-- BEGIN SUPPLIED RECORDS --
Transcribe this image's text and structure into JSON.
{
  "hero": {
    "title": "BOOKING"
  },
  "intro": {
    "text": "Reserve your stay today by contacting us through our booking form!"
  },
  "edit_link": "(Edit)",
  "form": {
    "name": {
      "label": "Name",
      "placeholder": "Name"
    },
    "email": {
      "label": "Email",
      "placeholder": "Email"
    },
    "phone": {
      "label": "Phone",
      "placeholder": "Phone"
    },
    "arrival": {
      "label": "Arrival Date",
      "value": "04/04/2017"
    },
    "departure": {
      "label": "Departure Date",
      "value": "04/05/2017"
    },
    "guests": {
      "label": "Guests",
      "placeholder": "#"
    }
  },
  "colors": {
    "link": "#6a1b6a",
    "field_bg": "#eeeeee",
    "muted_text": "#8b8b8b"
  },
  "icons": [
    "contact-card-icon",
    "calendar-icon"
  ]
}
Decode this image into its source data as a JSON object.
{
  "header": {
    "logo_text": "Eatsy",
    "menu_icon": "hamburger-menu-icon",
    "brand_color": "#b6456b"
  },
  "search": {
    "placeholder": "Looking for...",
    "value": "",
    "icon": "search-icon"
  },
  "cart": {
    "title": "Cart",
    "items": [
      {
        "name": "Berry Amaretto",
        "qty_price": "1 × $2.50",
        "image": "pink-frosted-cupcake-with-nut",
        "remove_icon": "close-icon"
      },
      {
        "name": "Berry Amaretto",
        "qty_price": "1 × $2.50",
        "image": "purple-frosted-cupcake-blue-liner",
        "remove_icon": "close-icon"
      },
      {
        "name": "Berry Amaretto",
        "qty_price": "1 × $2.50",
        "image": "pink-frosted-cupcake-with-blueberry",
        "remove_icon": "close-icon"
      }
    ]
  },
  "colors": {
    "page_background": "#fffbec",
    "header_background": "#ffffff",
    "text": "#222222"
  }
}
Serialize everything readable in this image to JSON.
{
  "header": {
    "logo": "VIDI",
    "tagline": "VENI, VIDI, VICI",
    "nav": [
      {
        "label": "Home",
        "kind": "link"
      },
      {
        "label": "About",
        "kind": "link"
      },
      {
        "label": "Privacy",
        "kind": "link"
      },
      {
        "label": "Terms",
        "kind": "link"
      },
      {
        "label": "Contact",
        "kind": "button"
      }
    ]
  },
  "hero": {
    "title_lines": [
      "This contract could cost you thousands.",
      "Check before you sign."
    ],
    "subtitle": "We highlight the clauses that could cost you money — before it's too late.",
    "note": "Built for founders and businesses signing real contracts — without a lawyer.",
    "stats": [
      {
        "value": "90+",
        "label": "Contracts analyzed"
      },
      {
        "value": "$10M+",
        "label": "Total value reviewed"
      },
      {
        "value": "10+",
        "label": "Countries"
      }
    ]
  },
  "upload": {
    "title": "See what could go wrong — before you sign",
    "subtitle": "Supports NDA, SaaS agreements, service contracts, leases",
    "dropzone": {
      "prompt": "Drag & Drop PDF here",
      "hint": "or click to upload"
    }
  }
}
-- END SUPPLIED RECORDS --
### DO THIS
From the line containing "Serialize everything readable" down to the final line of the data, write out every line exactly; both the first and last of these belong in your answer, and nothing else does.

### FULL OUTPUT
Serialize everything readable in this image to JSON.
{
  "header": {
    "logo": "VIDI",
    "tagline": "VENI, VIDI, VICI",
    "nav": [
      {
        "label": "Home",
        "kind": "link"
      },
      {
        "label": "About",
        "kind": "link"
      },
      {
        "label": "Privacy",
        "kind": "link"
      },
      {
        "label": "Terms",
        "kind": "link"
      },
      {
        "label": "Contact",
        "kind": "button"
      }
    ]
  },
  "hero": {
    "title_lines": [
      "This contract could cost you thousands.",
      "Check before you sign."
    ],
    "subtitle": "We highlight the clauses that could cost you money — before it's too late.",
    "note": "Built for founders and businesses signing real contracts — without a lawyer.",
    "stats": [
      {
        "value": "90+",
        "label": "Contracts analyzed"
      },
      {
        "value": "$10M+",
        "label": "Total value reviewed"
      },
      {
        "value": "10+",
        "label": "Countries"
      }
    ]
  },
  "upload": {
    "title": "See what could go wrong — before you sign",
    "subtitle": "Supports NDA, SaaS agreements, service contracts, leases",
    "dropzone": {
      "prompt": "Drag & Drop PDF here",
      "hint": "or click to upload"
    }
  }
}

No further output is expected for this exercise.